> [Set task]
Locate the lines of the listing below that hold "Spiced", then copy each of them.

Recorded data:
****
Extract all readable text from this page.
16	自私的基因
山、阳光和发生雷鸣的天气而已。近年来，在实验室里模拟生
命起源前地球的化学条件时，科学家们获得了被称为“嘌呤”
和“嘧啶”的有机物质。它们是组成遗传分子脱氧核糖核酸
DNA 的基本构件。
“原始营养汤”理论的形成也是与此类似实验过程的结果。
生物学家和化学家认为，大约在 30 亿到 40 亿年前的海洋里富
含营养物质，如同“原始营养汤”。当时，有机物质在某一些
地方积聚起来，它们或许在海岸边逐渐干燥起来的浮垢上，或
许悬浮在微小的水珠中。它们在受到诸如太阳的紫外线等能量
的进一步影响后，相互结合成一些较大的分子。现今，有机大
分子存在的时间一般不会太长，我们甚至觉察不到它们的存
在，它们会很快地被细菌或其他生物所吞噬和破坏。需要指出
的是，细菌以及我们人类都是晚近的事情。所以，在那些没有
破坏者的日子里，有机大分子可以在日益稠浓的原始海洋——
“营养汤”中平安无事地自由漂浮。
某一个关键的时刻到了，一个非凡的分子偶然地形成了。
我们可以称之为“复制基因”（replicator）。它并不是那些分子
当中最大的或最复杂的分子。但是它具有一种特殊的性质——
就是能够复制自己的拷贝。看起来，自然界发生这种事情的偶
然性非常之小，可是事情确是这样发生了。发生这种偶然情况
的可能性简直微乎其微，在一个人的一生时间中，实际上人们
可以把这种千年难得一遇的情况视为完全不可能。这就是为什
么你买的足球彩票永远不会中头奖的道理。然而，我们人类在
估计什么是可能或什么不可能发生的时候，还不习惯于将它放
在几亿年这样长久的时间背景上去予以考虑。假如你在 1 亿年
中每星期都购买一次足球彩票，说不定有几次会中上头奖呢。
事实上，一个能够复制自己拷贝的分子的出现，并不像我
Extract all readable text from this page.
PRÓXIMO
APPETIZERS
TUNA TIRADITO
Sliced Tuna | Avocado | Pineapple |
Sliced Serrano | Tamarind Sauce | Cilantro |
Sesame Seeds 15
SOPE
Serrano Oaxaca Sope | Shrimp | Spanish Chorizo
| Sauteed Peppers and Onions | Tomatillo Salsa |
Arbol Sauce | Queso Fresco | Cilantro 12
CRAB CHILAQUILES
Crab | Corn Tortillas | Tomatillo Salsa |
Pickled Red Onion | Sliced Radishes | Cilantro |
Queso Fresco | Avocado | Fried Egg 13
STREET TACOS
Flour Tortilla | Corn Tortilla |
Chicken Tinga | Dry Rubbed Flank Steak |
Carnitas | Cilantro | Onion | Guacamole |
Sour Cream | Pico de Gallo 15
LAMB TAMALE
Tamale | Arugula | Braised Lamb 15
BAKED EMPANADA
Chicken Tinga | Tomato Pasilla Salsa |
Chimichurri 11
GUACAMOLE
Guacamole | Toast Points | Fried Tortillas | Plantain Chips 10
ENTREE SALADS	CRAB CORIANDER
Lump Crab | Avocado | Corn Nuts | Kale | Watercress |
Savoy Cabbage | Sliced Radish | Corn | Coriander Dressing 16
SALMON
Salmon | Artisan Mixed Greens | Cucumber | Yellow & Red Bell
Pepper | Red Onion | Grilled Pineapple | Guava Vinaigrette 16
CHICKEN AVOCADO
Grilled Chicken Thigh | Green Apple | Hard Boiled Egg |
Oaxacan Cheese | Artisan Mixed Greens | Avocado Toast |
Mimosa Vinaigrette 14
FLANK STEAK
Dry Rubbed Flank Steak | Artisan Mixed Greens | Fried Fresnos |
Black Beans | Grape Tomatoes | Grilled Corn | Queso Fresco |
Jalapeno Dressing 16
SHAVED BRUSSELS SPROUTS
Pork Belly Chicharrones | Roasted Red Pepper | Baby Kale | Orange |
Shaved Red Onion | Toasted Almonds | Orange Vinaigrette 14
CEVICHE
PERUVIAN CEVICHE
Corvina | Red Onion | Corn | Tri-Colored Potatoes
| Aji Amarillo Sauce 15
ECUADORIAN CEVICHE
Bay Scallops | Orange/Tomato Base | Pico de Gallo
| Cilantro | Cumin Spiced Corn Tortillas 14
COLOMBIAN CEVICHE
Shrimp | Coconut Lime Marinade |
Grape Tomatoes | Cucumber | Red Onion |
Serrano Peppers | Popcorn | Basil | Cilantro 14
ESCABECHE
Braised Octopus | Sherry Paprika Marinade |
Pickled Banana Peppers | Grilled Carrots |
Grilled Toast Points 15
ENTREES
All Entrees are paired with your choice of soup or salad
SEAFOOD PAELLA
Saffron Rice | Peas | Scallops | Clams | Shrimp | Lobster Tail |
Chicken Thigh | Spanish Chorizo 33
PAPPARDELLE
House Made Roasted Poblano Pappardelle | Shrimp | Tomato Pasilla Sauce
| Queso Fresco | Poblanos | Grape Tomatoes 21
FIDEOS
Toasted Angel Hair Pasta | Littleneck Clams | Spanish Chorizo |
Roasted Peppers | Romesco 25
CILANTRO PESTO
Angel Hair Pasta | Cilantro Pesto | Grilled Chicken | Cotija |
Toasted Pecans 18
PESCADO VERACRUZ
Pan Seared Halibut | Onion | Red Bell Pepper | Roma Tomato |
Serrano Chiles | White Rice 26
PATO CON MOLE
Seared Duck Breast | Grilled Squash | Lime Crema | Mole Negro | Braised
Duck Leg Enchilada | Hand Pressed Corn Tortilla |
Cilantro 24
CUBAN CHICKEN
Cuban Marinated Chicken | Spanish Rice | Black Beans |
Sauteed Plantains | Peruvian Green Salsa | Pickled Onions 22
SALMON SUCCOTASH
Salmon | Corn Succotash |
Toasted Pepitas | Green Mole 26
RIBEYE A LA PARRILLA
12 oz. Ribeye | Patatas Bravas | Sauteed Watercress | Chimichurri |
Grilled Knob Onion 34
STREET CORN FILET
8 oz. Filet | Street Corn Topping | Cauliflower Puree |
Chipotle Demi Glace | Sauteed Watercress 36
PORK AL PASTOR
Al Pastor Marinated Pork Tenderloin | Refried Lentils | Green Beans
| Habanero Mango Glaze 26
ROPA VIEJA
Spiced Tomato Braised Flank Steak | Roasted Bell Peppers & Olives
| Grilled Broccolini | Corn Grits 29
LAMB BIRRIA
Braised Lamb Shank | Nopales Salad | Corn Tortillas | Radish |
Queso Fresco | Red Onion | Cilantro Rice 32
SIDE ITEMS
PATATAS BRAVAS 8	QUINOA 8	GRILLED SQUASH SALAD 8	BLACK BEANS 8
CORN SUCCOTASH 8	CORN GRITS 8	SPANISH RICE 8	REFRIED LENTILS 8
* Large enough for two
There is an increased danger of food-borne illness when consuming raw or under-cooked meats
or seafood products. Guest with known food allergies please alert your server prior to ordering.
****
> [Result of the exercise]
| Cilantro | Cumin Spiced Corn Tortillas 14
Spiced Tomato Braised Flank Steak | Roasted Bell Peppers & Olives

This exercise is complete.